- _Your objective_
Transcribe all the entries word for word, but omit the images.

- _Dataset content_
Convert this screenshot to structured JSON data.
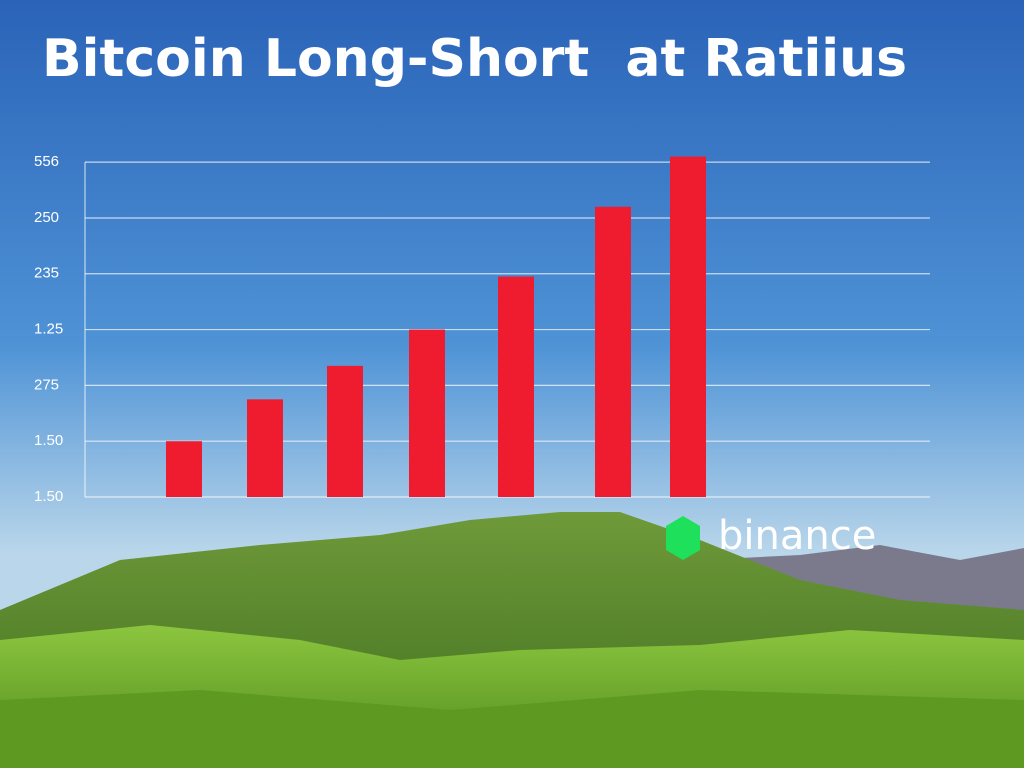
{
  "chart_data": {
    "type": "bar",
    "title": "Bitcoin Long-Short  at Ratiius",
    "categories": [
      null,
      null,
      null,
      null,
      null,
      null,
      null
    ],
    "values": [
      1.0,
      1.75,
      2.35,
      3.0,
      3.95,
      5.2,
      6.1
    ],
    "color": "#ee1c2e",
    "ylim": [
      0,
      6.2
    ],
    "yticks": [
      {
        "value": 0,
        "label": "1.50"
      },
      {
        "value": 1,
        "label": "1.50"
      },
      {
        "value": 2,
        "label": "275"
      },
      {
        "value": 3,
        "label": "1.25"
      },
      {
        "value": 4,
        "label": "235"
      },
      {
        "value": 5,
        "label": "250"
      },
      {
        "value": 6,
        "label": "556"
      }
    ],
    "grid": true,
    "logo_text": "binance"
  }
}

- _Result for this exercise_
Convert this screenshot to structured JSON data.
{
  "chart_data": {
    "type": "bar",
    "title": "Bitcoin Long-Short  at Ratiius",
    "categories": [
      null,
      null,
      null,
      null,
      null,
      null,
      null
    ],
    "values": [
      1.0,
      1.75,
      2.35,
      3.0,
      3.95,
      5.2,
      6.1
    ],
    "color": "#ee1c2e",
    "ylim": [
      0,
      6.2
    ],
    "yticks": [
      {
        "value": 0,
        "label": "1.50"
      },
      {
        "value": 1,
        "label": "1.50"
      },
      {
        "value": 2,
        "label": "275"
      },
      {
        "value": 3,
        "label": "1.25"
      },
      {
        "value": 4,
        "label": "235"
      },
      {
        "value": 5,
        "label": "250"
      },
      {
        "value": 6,
        "label": "556"
      }
    ],
    "grid": true,
    "logo_text": "binance"
  }
}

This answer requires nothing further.